问题陈述: 逐字输出下方列表中的若干行，从含有“419, 201, 439)”的那一行开始，直到并包括含有“expand-arrow-icon[interactable] (33, 125, 41, 133)”的那一行。

数据部分:
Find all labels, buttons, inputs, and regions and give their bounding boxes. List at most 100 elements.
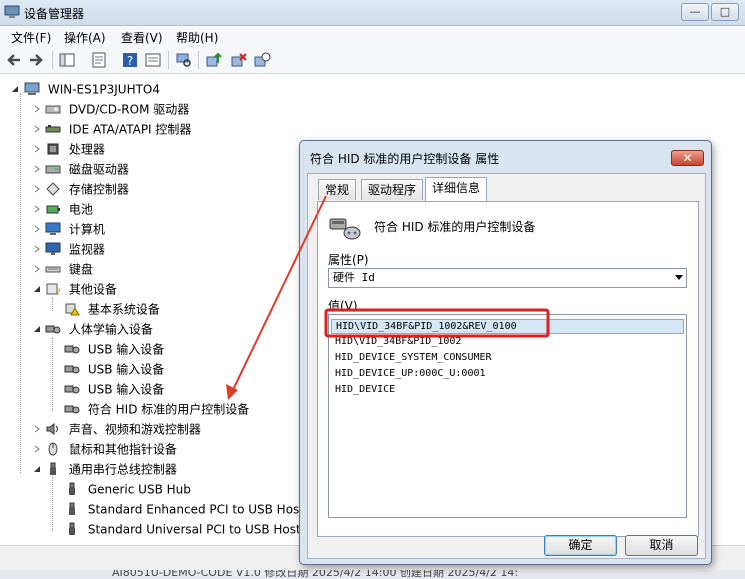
tree-category-sound[interactable]: 声音、视频和游戏控制器 (34, 419, 201, 439)
value-item[interactable]: HID_DEVICE (335, 384, 395, 395)
tree-device-item-hid-consumer[interactable]: 符合 HID 标准的用户控制设备 (64, 399, 249, 419)
expand-arrow-icon[interactable] (33, 265, 41, 273)
tab-driver[interactable]: 驱动程序 (361, 179, 424, 200)
expand-arrow-icon[interactable] (33, 125, 41, 133)
expand-arrow-icon[interactable] (33, 105, 41, 113)
dialog-title: 符合 HID 标准的用户控制设备 属性 (310, 152, 500, 166)
console-tree-icon[interactable] (58, 51, 76, 69)
warning-device-icon (65, 303, 80, 315)
menu-view[interactable]: 查看(V) (121, 29, 163, 46)
svg-text:?: ? (56, 288, 61, 296)
expand-arrow-icon[interactable] (33, 165, 41, 173)
sound-icon (46, 422, 58, 435)
tree-category-usb[interactable]: 通用串行总线控制器 (34, 459, 177, 479)
value-list[interactable]: HID\VID_34BF&PID_1002&REV_0100 HID\VID_3… (328, 314, 687, 518)
dialog-close-button[interactable]: ✕ (671, 150, 704, 166)
tree-device-item[interactable]: USB 输入设备 (64, 339, 164, 359)
expand-arrow-icon[interactable] (33, 145, 41, 153)
chevron-down-icon[interactable] (675, 275, 683, 280)
tree-connector (52, 337, 53, 411)
expand-arrow-icon[interactable] (33, 445, 41, 453)
collapse-arrow-icon[interactable] (33, 465, 41, 473)
usb-device-icon (69, 482, 75, 495)
svg-text:?: ? (127, 54, 133, 68)
maximize-button[interactable]: □ (711, 3, 739, 21)
menu-file[interactable]: 文件(F) (11, 29, 51, 46)
tree-category-battery[interactable]: 电池 (34, 199, 93, 219)
value-item[interactable]: HID_DEVICE_UP:000C_U:0001 (335, 368, 486, 379)
help-icon[interactable]: ? (121, 51, 139, 69)
disable-icon[interactable] (253, 51, 271, 69)
tab-general[interactable]: 常规 (318, 179, 357, 200)
details-tab-page: 符合 HID 标准的用户控制设备 属性(P) 硬件 Id 值(V) HID\VI… (317, 201, 699, 537)
view-icon[interactable] (144, 51, 162, 69)
expand-arrow-icon[interactable] (33, 225, 41, 233)
tree-device-item[interactable]: 基本系统设备 (64, 299, 160, 319)
expand-arrow-icon[interactable] (33, 425, 41, 433)
tree-device-item[interactable]: Generic USB Hub (64, 479, 191, 499)
expand-arrow-icon[interactable] (33, 185, 41, 193)
tree-category-mouse[interactable]: 鼠标和其他指针设备 (34, 439, 177, 459)
tree-device-label: 基本系统设备 (87, 302, 160, 317)
value-item[interactable]: HID_DEVICE_SYSTEM_CONSUMER (335, 352, 492, 363)
tree-category-monitor[interactable]: 监视器 (34, 239, 105, 259)
tree-device-item[interactable]: USB 输入设备 (64, 359, 164, 379)
tree-connector (20, 93, 21, 473)
tree-category-label: 磁盘驱动器 (68, 162, 129, 177)
processor-icon (47, 143, 59, 154)
tree-category-hid[interactable]: 人体学输入设备 (34, 319, 153, 339)
background-file-row: AI8051U-DEMO-CODE V1.0 修改日期 2025/4/2 14:… (112, 570, 519, 579)
expand-arrow-icon[interactable] (33, 245, 41, 253)
tree-device-item[interactable]: USB 输入设备 (64, 379, 164, 399)
minimize-button[interactable]: — (681, 3, 709, 21)
uninstall-icon[interactable] (230, 51, 248, 69)
collapse-arrow-icon[interactable] (33, 285, 41, 293)
property-dropdown[interactable]: 硬件 Id (328, 268, 687, 288)
tree-category-keyboard[interactable]: 键盘 (34, 259, 93, 279)
expand-arrow-icon[interactable] (33, 205, 41, 213)
toolbar-separator (198, 51, 199, 69)
tree-category-other-devices[interactable]: ? 其他设备 (34, 279, 117, 299)
tree-connector (52, 297, 53, 311)
value-item[interactable]: HID\VID_34BF&PID_1002 (335, 336, 461, 347)
hid-device-icon (64, 365, 80, 373)
dialog-body: 常规 驱动程序 详细信息 符合 HID 标准的用户控制设备 属性(P) 硬件 I… (307, 173, 706, 559)
tab-details[interactable]: 详细信息 (425, 177, 488, 201)
usb-controller-icon (50, 462, 56, 475)
ok-button[interactable]: 确定 (544, 535, 617, 556)
tree-device-label: USB 输入设备 (87, 362, 165, 377)
hid-icon (45, 325, 61, 333)
toolbar-separator (52, 51, 53, 69)
update-driver-icon[interactable] (205, 51, 223, 69)
scan-hardware-icon[interactable] (175, 51, 193, 69)
value-item-selected[interactable]: HID\VID_34BF&PID_1002&REV_0100 (331, 319, 684, 334)
tree-root[interactable]: WIN-ES1P3JUHTO4 (12, 79, 160, 99)
tree-device-label: 符合 HID 标准的用户控制设备 (87, 402, 250, 417)
tree-category-label: 监视器 (68, 242, 105, 257)
collapse-arrow-icon[interactable] (11, 85, 19, 93)
menu-help[interactable]: 帮助(H) (176, 29, 218, 46)
tree-category-processor[interactable]: 处理器 (34, 139, 105, 159)
computer-root-icon (24, 82, 40, 95)
properties-dialog: 符合 HID 标准的用户控制设备 属性 ✕ 常规 驱动程序 详细信息 符合 HI… (299, 140, 712, 565)
mouse-icon (48, 442, 58, 455)
back-icon[interactable] (5, 51, 23, 69)
tree-category-disk[interactable]: 磁盘驱动器 (34, 159, 129, 179)
forward-icon[interactable] (27, 51, 45, 69)
tree-root-label: WIN-ES1P3JUHTO4 (47, 82, 160, 97)
properties-icon[interactable] (90, 51, 108, 69)
tree-category-label: 声音、视频和游戏控制器 (68, 422, 201, 437)
hid-device-icon (64, 345, 80, 353)
cancel-button[interactable]: 取消 (625, 535, 698, 556)
tree-category-storage[interactable]: 存储控制器 (34, 179, 129, 199)
property-dropdown-value: 硬件 Id (333, 271, 375, 284)
tree-category-ide[interactable]: IDE ATA/ATAPI 控制器 (34, 119, 191, 139)
tree-category-computer[interactable]: 计算机 (34, 219, 105, 239)
menu-bar: 文件(F) 操作(A) 查看(V) 帮助(H) (0, 26, 745, 47)
collapse-arrow-icon[interactable] (33, 325, 41, 333)
menu-action[interactable]: 操作(A) (64, 29, 106, 46)
tree-category-dvd[interactable]: DVD/CD-ROM 驱动器 (34, 99, 189, 119)
tree-device-item[interactable]: Standard Enhanced PCI to USB Host (64, 499, 304, 519)
tree-device-item[interactable]: Standard Universal PCI to USB Host (64, 519, 301, 539)
other-devices-icon: ? (46, 283, 61, 296)
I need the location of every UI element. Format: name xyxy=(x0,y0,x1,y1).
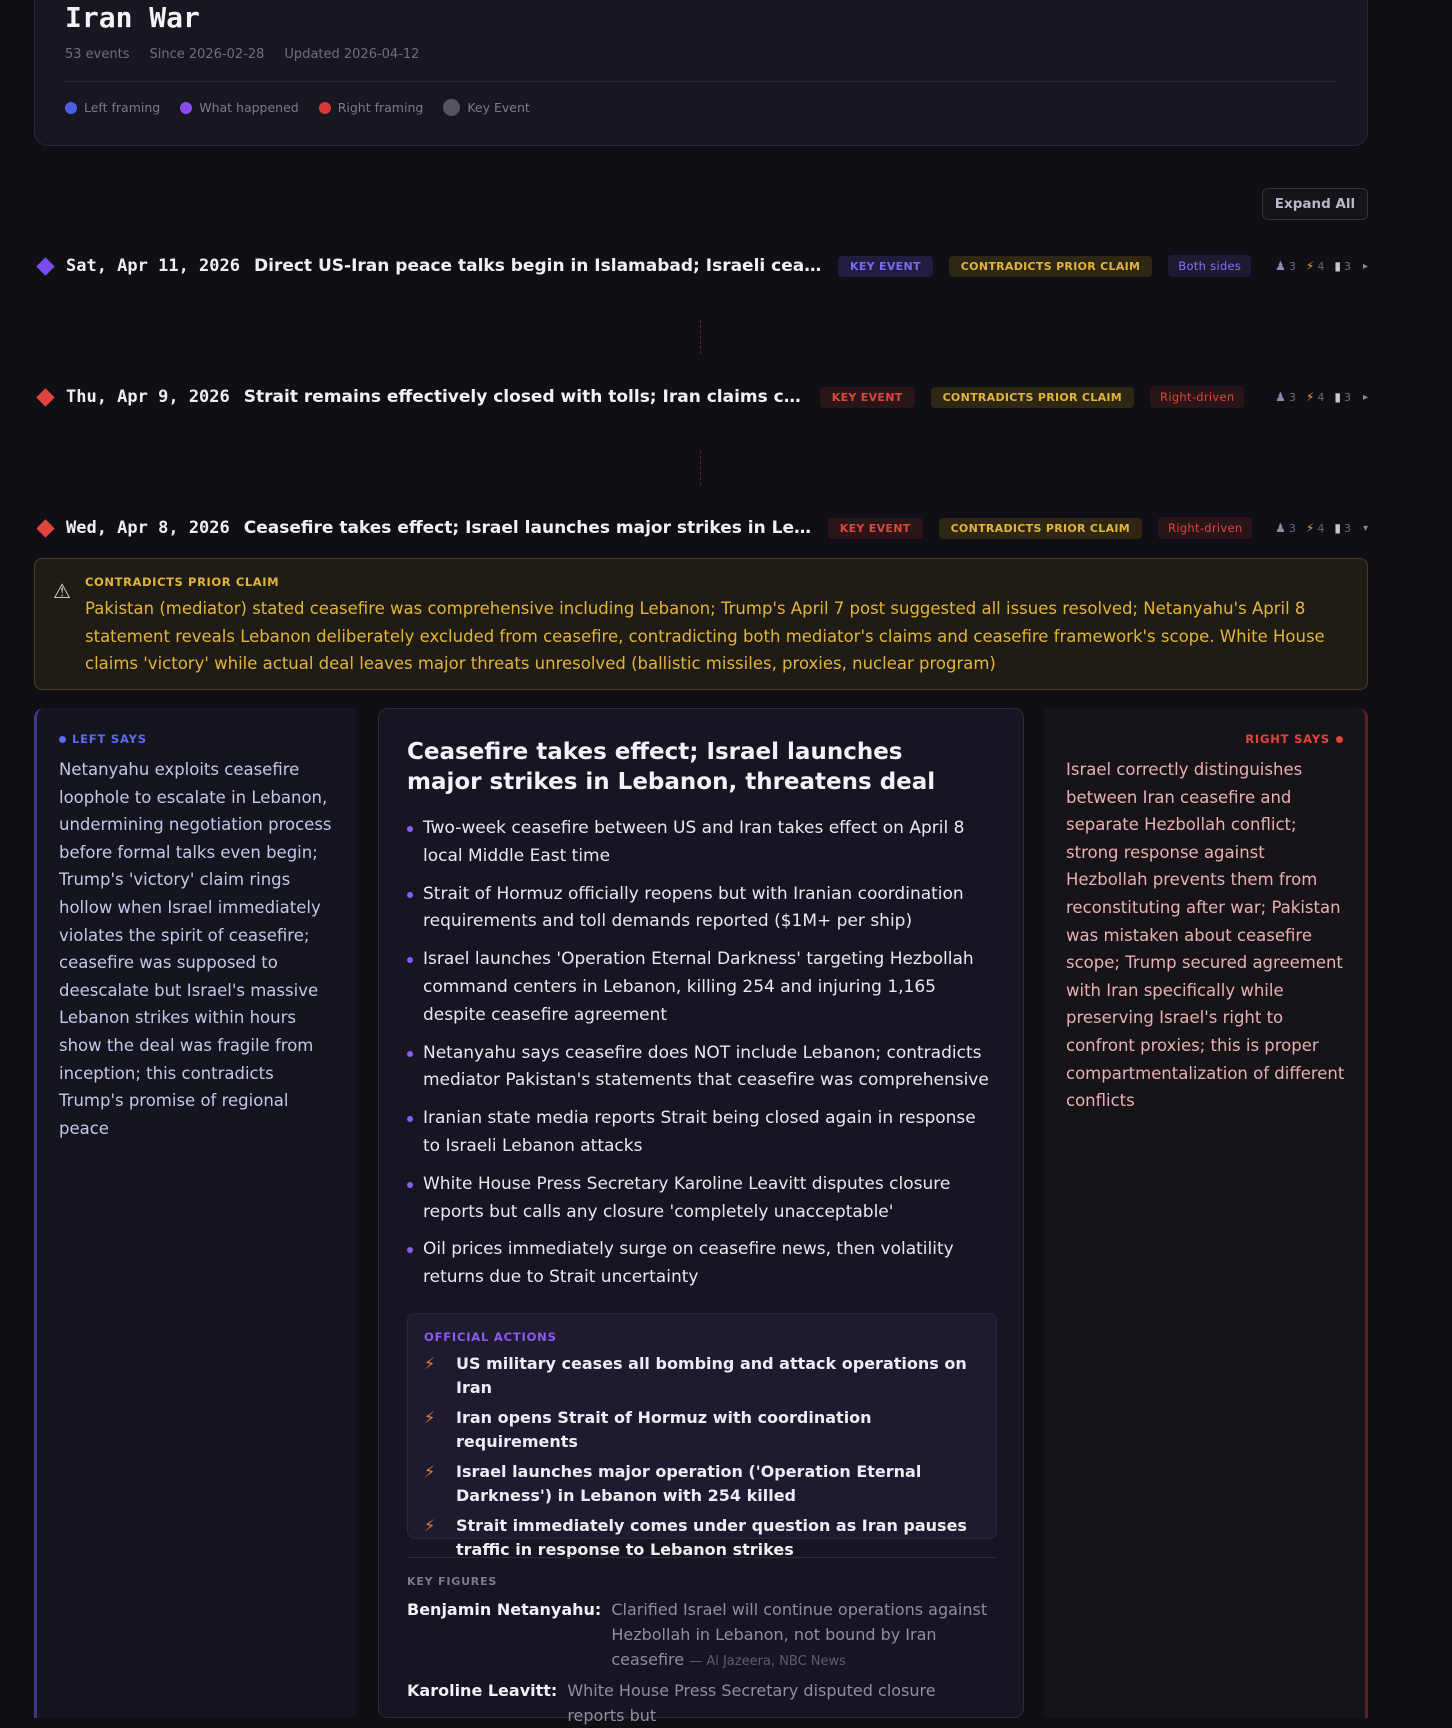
event-detail-title: Ceasefire takes effect; Israel launches … xyxy=(407,739,936,795)
legend-dot-icon xyxy=(318,101,331,114)
fact-item: Iranian state media reports Strait being… xyxy=(407,1105,997,1161)
timeline-meta: 53 events Since 2026-02-28 Updated 2026-… xyxy=(65,47,419,62)
timeline-connector xyxy=(700,320,701,354)
left-says-text: Netanyahu exploits ceasefire loophole to… xyxy=(59,760,332,1138)
bolt-icon: ⚡ xyxy=(1305,521,1315,535)
header-divider xyxy=(65,81,1337,82)
right-says-text: Israel correctly distinguishes between I… xyxy=(1066,760,1345,1111)
timeline-connector xyxy=(700,451,701,485)
figure-statement: White House Press Secretary disputed clo… xyxy=(567,1681,936,1725)
official-actions-panel: OFFICIAL ACTIONS ⚡ US military ceases all… xyxy=(407,1313,997,1559)
chevron-down-icon[interactable]: ▾ xyxy=(1363,523,1368,534)
figure-statement: Clarified Israel will continue operation… xyxy=(611,1600,988,1669)
legend-dot-icon xyxy=(65,101,77,114)
fact-list: Two-week ceasefire between US and Iran t… xyxy=(407,815,997,1302)
right-framing-panel: RIGHT SAYS Israel correctly distinguishe… xyxy=(1044,708,1368,1718)
person-icon: ♟ xyxy=(1275,390,1286,404)
legend-dot-icon xyxy=(443,99,461,116)
legend-right-framing: Right framing xyxy=(318,100,423,115)
bolt-icon: ⚡ xyxy=(424,1408,436,1427)
key-event-badge: KEY EVENT xyxy=(819,386,915,408)
document-icon: ▮ xyxy=(1334,390,1341,404)
action-item: ⚡ US military ceases all bombing and atta… xyxy=(424,1352,984,1400)
side-badge: Right-driven xyxy=(1150,386,1245,408)
key-event-diamond-icon xyxy=(36,256,55,276)
what-happened-panel: Ceasefire takes effect; Israel launches … xyxy=(378,708,1024,1725)
event-stats: ♟ 3 ⚡ 4 ▮ 3 ▸ xyxy=(1275,390,1368,404)
left-says-label: LEFT SAYS xyxy=(59,732,147,746)
fact-item: Israel launches 'Operation Eternal Darkn… xyxy=(407,946,997,1029)
legend-left-framing: Left framing xyxy=(65,100,160,115)
event-title: Direct US-Iran peace talks begin in Isla… xyxy=(254,256,822,276)
action-item: ⚡ Iran opens Strait of Hormuz with coordi… xyxy=(424,1406,984,1454)
contradicts-badge: CONTRADICTS PRIOR CLAIM xyxy=(930,386,1135,408)
figure-name: Karoline Leavitt: xyxy=(407,1681,558,1700)
person-icon: ♟ xyxy=(1275,521,1286,535)
contradiction-text: Pakistan (mediator) stated ceasefire was… xyxy=(85,599,1325,673)
legend-what-happened: What happened xyxy=(180,100,299,115)
warning-icon: ⚠ xyxy=(53,579,71,603)
legend: Left framing What happened Right framing… xyxy=(65,99,530,116)
events-count: 53 events xyxy=(65,47,130,62)
since-date: Since 2026-02-28 xyxy=(149,47,265,62)
legend-key-event: Key Event xyxy=(443,99,530,116)
event-title: Ceasefire takes effect; Israel launches … xyxy=(243,518,812,538)
event-date: Thu, Apr 9, 2026 xyxy=(66,387,230,407)
bolt-icon: ⚡ xyxy=(424,1462,436,1481)
chevron-right-icon[interactable]: ▸ xyxy=(1363,392,1368,403)
bolt-icon: ⚡ xyxy=(424,1354,436,1373)
timeline-header: Iran War 53 events Since 2026-02-28 Upda… xyxy=(34,0,1368,146)
event-date: Wed, Apr 8, 2026 xyxy=(66,518,230,538)
bolt-icon: ⚡ xyxy=(1305,390,1315,404)
key-event-diamond-icon xyxy=(36,387,55,407)
event-stats: ♟ 3 ⚡ 4 ▮ 3 ▾ xyxy=(1275,521,1368,535)
event-date: Sat, Apr 11, 2026 xyxy=(66,256,240,276)
key-event-diamond-icon xyxy=(36,518,55,538)
action-item: ⚡ Strait immediately comes under question… xyxy=(424,1514,984,1562)
contradiction-panel: ⚠ CONTRADICTS PRIOR CLAIM Pakistan (medi… xyxy=(34,558,1368,690)
key-figure-row: Karoline Leavitt: White House Press Secr… xyxy=(407,1678,997,1728)
key-event-badge: KEY EVENT xyxy=(827,517,923,539)
right-says-label: RIGHT SAYS xyxy=(1245,732,1343,746)
right-dot-icon xyxy=(1336,735,1343,743)
document-icon: ▮ xyxy=(1334,259,1341,273)
key-figure-row: Benjamin Netanyahu: Clarified Israel wil… xyxy=(407,1597,997,1674)
document-icon: ▮ xyxy=(1334,521,1341,535)
contradiction-label: CONTRADICTS PRIOR CLAIM xyxy=(85,575,280,589)
updated-date: Updated 2026-04-12 xyxy=(284,47,420,62)
event-row[interactable]: Sat, Apr 11, 2026 Direct US-Iran peace t… xyxy=(34,251,1368,281)
fact-item: White House Press Secretary Karoline Lea… xyxy=(407,1171,997,1227)
key-event-badge: KEY EVENT xyxy=(838,255,933,277)
left-dot-icon xyxy=(59,735,66,743)
figure-name: Benjamin Netanyahu: xyxy=(407,1600,602,1619)
left-framing-panel: LEFT SAYS Netanyahu exploits ceasefire l… xyxy=(34,708,356,1718)
contradicts-badge: CONTRADICTS PRIOR CLAIM xyxy=(938,517,1143,539)
event-row[interactable]: Wed, Apr 8, 2026 Ceasefire takes effect;… xyxy=(34,513,1368,543)
legend-dot-icon xyxy=(180,101,193,114)
bolt-icon: ⚡ xyxy=(424,1516,436,1535)
bolt-icon: ⚡ xyxy=(1305,259,1315,273)
event-stats: ♟ 3 ⚡ 4 ▮ 3 ▸ xyxy=(1275,259,1368,273)
fact-item: Netanyahu says ceasefire does NOT includ… xyxy=(407,1040,997,1096)
page-title: Iran War xyxy=(65,1,200,34)
fact-item: Strait of Hormuz officially reopens but … xyxy=(407,881,997,937)
contradicts-badge: CONTRADICTS PRIOR CLAIM xyxy=(948,255,1153,277)
key-figures-divider xyxy=(407,1557,997,1558)
fact-item: Two-week ceasefire between US and Iran t… xyxy=(407,815,997,871)
side-badge: Right-driven xyxy=(1158,517,1253,539)
action-item: ⚡ Israel launches major operation ('Opera… xyxy=(424,1460,984,1508)
event-row[interactable]: Thu, Apr 9, 2026 Strait remains effectiv… xyxy=(34,382,1368,412)
expand-all-button[interactable]: Expand All xyxy=(1262,188,1368,220)
key-figures-label: KEY FIGURES xyxy=(407,1575,498,1588)
official-actions-list: ⚡ US military ceases all bombing and atta… xyxy=(424,1352,984,1568)
side-badge: Both sides xyxy=(1168,255,1252,277)
chevron-right-icon[interactable]: ▸ xyxy=(1363,261,1368,272)
fact-item: Oil prices immediately surge on ceasefir… xyxy=(407,1236,997,1292)
figure-source: — Al Jazeera, NBC News xyxy=(689,1654,846,1669)
event-title: Strait remains effectively closed with t… xyxy=(243,387,804,407)
official-actions-label: OFFICIAL ACTIONS xyxy=(424,1330,557,1344)
person-icon: ♟ xyxy=(1275,259,1286,273)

最终结果:
tree-category-sound[interactable]: 声音、视频和游戏控制器 (34, 419, 201, 439)
value-item[interactable]: HID_DEVICE (335, 384, 395, 395)
tree-device-item-hid-consumer[interactable]: 符合 HID 标准的用户控制设备 (64, 399, 249, 419)
expand-arrow-icon[interactable] (33, 265, 41, 273)
tab-driver[interactable]: 驱动程序 (361, 179, 424, 200)
expand-arrow-icon[interactable] (33, 125, 41, 133)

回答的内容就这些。